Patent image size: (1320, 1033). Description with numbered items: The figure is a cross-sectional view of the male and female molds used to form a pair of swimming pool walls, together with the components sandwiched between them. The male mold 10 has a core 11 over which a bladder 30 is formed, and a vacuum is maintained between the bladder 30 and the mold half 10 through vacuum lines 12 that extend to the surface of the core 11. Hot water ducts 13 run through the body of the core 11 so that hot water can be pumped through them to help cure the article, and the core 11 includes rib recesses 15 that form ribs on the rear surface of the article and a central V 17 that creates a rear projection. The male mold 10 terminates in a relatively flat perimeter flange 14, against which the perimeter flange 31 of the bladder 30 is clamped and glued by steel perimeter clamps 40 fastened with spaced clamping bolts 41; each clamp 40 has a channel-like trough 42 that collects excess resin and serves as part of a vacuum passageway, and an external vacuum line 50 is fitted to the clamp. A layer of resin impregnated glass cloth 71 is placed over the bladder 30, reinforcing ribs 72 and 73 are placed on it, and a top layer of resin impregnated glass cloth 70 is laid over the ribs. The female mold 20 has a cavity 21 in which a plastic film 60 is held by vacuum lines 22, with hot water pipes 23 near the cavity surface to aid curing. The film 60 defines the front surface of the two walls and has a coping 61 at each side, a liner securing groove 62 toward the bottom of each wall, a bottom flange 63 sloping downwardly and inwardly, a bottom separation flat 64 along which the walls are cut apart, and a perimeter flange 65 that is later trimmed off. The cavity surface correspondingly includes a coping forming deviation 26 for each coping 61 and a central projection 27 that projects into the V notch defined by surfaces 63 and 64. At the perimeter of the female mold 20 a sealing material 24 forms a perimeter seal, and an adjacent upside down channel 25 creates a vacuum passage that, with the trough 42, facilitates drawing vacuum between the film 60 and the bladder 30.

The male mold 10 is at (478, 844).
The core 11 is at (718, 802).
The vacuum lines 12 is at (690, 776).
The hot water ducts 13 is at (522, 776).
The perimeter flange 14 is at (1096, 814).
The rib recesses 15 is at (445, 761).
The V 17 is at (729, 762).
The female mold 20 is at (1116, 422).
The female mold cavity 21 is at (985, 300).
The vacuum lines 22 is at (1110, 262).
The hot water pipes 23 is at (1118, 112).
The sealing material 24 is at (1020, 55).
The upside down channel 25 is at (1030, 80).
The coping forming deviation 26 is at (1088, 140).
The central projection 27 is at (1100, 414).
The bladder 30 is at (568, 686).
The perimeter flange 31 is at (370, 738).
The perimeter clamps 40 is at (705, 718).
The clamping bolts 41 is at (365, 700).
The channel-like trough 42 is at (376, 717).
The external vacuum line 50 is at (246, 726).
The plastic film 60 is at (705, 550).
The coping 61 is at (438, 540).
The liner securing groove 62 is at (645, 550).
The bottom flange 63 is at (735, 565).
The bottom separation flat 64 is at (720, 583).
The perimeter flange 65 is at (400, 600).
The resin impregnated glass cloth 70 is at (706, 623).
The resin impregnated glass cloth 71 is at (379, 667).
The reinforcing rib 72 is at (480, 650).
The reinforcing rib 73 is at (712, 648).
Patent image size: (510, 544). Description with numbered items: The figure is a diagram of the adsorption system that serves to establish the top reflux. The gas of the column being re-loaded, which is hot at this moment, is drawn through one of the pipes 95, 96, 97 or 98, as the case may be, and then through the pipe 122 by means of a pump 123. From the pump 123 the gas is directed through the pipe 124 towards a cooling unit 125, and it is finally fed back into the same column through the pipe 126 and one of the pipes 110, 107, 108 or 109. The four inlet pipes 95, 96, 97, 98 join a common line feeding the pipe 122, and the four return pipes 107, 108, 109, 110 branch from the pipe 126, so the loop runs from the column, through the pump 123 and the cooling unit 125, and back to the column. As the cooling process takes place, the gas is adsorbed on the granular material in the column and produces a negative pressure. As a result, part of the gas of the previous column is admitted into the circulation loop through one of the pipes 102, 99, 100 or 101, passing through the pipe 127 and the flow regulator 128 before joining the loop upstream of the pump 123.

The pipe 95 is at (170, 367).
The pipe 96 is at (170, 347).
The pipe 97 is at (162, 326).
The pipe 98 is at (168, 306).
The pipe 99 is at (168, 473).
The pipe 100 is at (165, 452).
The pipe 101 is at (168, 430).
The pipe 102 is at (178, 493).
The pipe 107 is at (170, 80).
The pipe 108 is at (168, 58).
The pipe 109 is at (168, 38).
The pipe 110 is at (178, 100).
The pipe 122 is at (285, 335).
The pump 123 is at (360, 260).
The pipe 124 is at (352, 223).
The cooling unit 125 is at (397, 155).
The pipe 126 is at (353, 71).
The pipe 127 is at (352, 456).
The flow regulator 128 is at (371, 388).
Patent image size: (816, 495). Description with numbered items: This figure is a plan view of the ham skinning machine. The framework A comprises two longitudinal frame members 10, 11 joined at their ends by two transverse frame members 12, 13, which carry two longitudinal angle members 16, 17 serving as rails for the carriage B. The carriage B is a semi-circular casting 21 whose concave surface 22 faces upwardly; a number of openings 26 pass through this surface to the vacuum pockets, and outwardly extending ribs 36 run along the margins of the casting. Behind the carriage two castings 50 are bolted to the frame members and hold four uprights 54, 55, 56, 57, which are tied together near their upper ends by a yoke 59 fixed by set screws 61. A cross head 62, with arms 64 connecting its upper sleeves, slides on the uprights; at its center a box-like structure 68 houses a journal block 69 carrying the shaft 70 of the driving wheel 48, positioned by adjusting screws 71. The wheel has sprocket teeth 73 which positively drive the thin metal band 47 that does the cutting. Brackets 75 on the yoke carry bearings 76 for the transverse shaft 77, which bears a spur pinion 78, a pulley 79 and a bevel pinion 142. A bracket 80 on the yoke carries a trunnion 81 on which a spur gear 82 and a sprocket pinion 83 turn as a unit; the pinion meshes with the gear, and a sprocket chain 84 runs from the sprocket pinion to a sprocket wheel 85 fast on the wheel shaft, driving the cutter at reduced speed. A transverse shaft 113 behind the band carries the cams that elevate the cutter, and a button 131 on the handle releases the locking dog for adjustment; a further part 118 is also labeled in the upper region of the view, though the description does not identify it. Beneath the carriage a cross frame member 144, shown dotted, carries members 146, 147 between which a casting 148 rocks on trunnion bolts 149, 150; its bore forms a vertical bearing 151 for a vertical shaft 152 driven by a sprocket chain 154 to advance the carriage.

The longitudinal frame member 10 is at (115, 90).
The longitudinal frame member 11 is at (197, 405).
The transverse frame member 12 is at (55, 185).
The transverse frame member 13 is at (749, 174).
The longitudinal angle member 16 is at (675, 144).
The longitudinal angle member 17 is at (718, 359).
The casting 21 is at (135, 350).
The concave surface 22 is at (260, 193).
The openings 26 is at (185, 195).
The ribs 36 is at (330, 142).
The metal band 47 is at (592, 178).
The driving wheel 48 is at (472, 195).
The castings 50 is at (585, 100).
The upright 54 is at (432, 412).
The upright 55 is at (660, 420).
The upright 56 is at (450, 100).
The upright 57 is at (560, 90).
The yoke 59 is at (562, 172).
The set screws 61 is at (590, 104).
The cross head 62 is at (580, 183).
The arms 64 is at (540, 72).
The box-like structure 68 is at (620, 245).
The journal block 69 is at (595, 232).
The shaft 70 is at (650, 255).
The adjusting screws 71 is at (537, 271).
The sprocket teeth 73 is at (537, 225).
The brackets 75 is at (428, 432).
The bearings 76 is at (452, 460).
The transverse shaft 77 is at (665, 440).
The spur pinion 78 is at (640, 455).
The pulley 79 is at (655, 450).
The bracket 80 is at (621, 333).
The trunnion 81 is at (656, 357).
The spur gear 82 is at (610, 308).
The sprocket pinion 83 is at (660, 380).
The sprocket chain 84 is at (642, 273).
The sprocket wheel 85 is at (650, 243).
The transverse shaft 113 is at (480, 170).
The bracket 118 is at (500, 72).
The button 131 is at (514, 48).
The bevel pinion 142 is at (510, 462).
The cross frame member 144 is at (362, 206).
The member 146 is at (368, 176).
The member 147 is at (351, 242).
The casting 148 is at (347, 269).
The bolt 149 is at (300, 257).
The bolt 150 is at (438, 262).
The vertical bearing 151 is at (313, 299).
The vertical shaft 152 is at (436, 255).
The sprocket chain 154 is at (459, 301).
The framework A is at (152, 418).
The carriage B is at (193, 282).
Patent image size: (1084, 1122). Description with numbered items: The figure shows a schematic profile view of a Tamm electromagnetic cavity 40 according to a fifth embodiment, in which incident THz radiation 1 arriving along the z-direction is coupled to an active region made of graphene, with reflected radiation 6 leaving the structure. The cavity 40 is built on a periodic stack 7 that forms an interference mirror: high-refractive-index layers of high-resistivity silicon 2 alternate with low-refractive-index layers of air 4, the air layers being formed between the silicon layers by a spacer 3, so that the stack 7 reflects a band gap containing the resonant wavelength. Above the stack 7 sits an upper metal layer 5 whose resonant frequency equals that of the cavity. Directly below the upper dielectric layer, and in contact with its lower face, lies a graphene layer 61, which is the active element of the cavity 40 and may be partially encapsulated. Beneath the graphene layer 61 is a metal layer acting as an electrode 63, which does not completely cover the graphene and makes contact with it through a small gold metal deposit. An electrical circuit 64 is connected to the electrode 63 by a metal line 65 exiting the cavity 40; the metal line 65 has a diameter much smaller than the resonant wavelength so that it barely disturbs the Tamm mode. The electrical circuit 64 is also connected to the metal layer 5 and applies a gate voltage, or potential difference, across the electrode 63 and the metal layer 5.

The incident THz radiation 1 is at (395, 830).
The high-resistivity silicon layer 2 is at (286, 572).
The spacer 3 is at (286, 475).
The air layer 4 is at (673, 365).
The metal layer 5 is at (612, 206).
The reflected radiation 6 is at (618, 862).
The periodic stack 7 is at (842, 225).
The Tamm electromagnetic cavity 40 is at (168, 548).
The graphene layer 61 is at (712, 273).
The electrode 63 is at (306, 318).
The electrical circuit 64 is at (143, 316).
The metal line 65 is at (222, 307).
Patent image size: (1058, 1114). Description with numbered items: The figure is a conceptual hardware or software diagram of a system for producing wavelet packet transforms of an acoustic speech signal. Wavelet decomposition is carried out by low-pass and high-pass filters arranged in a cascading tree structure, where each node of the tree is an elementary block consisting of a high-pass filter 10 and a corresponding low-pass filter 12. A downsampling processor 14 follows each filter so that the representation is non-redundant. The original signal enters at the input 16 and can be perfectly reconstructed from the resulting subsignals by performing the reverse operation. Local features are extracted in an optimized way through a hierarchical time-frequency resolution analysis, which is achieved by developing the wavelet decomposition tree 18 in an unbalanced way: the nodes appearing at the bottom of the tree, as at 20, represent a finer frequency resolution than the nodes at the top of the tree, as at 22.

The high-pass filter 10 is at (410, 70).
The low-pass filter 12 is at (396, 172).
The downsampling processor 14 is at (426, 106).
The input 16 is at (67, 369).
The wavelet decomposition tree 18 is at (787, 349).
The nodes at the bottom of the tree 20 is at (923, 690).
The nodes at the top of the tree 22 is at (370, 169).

→ OBJECTIVE
Reproduce the rows from the line containing "Patent image size: (1058, 1114)." through the end of the rows, replacing "speech" with "voice" and leaving all other text unchanged.

→ EXPECTED ANSWER
Patent image size: (1058, 1114). Description with numbered items: The figure is a conceptual hardware or software diagram of a system for producing wavelet packet transforms of an acoustic voice signal. Wavelet decomposition is carried out by low-pass and high-pass filters arranged in a cascading tree structure, where each node of the tree is an elementary block consisting of a high-pass filter 10 and a corresponding low-pass filter 12. A downsampling processor 14 follows each filter so that the representation is non-redundant. The original signal enters at the input 16 and can be perfectly reconstructed from the resulting subsignals by performing the reverse operation. Local features are extracted in an optimized way through a hierarchical time-frequency resolution analysis, which is achieved by developing the wavelet decomposition tree 18 in an unbalanced way: the nodes appearing at the bottom of the tree, as at 20, represent a finer frequency resolution than the nodes at the top of the tree, as at 22.

The high-pass filter 10 is at (410, 70).
The low-pass filter 12 is at (396, 172).
The downsampling processor 14 is at (426, 106).
The input 16 is at (67, 369).
The wavelet decomposition tree 18 is at (787, 349).
The nodes at the bottom of the tree 20 is at (923, 690).
The nodes at the top of the tree 22 is at (370, 169).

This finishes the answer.